» **Document**:

---------------

Monisha Bansal | Senior Staff Writer | Published: Mar 18, 2008

Pelosi Wants 'Rwanda-Like Genocide' in Iraq, Expert Says

(CNSNews.com) - House Speaker Nancy Pelosi (D-Calif.) said President Bush's Iraq policy has failed - this in response to comments made last week by Gen. David Petraeus, the top U.S. commander in Iraq, that no one in the U.S. and Iraqi governments "feels that there has been sufficient progress by any means in the area of national reconciliation."

But Michael Rubin, a resident fellow at AEI, called Petraeus a "realist," adding that "the progress toward reconciliation will take time."

"President Bush doesn't have a magic wand," he said. "But there is a huge difference between not following an arbitrary congressional timeline and failing."

"The worst possible option would be to withdraw and create a vacuum," Rubin told Cybercast News Service.

"After almost five years of war and nearly 4,000 American lives lost, Gen. Petraeus's admission proves that the president's Iraq policy has failed," Pelosi said in a statement. "President Bush and other Republicans can no longer credibly claim that their status quo Iraq strategy is working.

---------------

» **Data entries**:
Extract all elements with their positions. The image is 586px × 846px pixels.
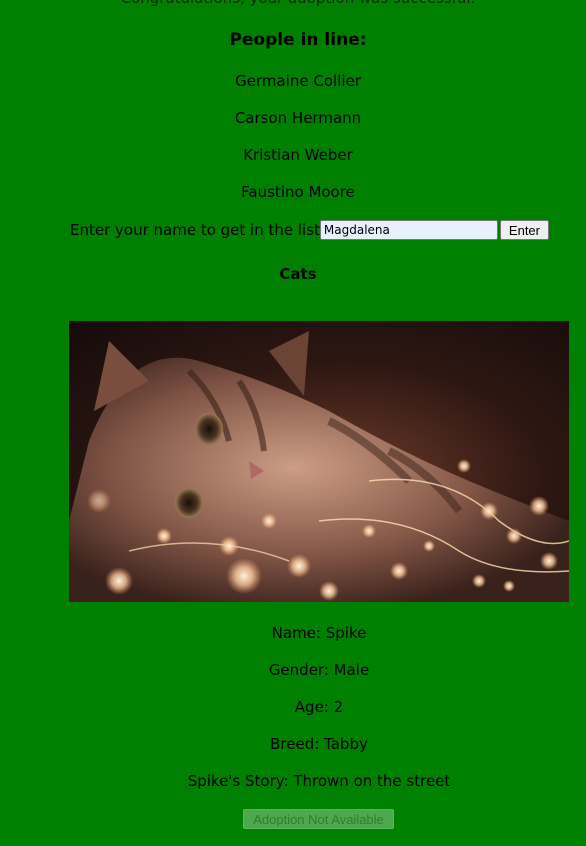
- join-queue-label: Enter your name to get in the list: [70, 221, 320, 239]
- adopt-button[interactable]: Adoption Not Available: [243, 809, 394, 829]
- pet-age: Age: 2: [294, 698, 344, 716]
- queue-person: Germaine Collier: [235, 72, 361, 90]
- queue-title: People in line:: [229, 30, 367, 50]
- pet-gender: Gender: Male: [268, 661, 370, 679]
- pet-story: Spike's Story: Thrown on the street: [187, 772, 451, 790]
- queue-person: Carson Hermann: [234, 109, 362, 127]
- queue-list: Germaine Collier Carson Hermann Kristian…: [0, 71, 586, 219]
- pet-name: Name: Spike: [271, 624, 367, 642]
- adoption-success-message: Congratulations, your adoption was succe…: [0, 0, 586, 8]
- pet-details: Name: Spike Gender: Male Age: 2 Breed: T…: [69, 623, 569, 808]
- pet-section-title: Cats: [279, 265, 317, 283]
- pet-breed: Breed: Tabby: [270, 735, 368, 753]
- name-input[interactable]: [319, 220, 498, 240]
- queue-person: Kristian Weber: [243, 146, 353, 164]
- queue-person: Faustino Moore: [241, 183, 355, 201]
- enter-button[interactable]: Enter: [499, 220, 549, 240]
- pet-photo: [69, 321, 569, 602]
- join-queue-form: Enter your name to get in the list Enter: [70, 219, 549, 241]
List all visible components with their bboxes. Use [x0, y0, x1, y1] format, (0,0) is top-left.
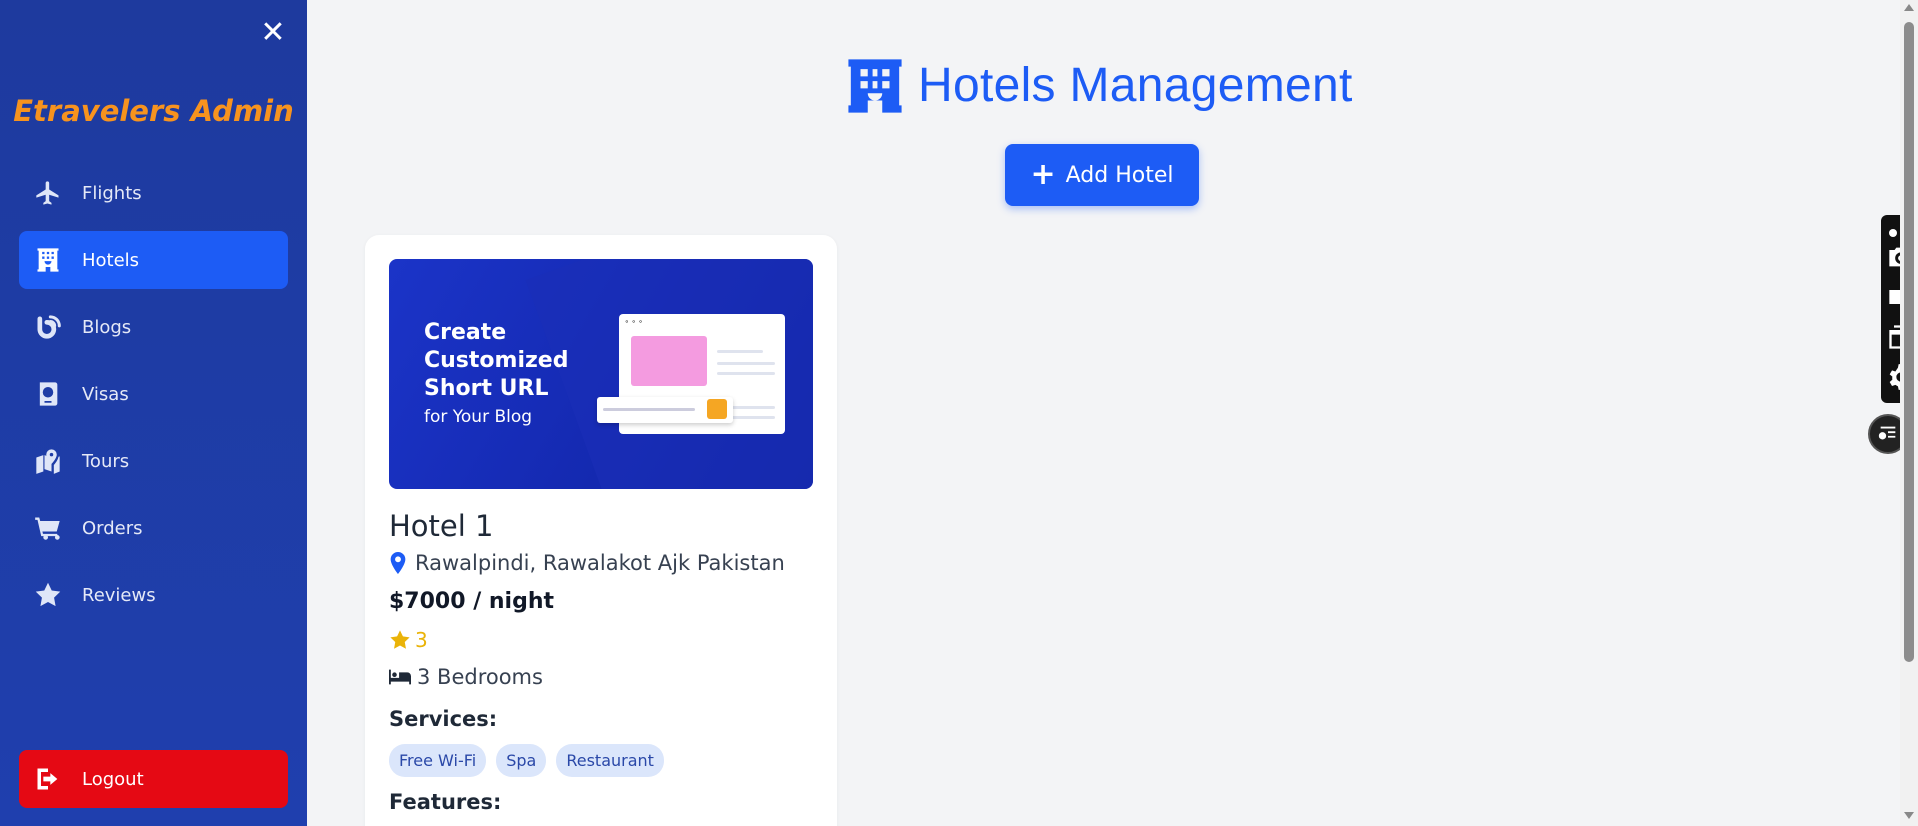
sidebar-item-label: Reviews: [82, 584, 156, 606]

---------------

» **Exercises to complete**:
**1)** How would you render this sentence from the article on Iraq policy into Spanish: "The worst possible option would be to withdraw and create a vacuum," Rubin told Cybercast News Service.
**2)** From the rows, quote the lines starting with the line that contains "- join-queue-label: Enter" and going on through the line that contains "- queue-person: Carson".

» **Solutions**:
**1)** "La peor opción posible sería retirarse y crear un vacío", le dijo Rubin a Cybercast News Service.

**2)**
- join-queue-label: Enter your name to get in the list: [70, 221, 320, 239]
- adopt-button[interactable]: Adoption Not Available: [243, 809, 394, 829]
- pet-age: Age: 2: [294, 698, 344, 716]
- queue-person: Germaine Collier: [235, 72, 361, 90]
- queue-title: People in line:: [229, 30, 367, 50]
- pet-gender: Gender: Male: [268, 661, 370, 679]
- pet-story: Spike's Story: Thrown on the street: [187, 772, 451, 790]
- queue-person: Carson Hermann: [234, 109, 362, 127]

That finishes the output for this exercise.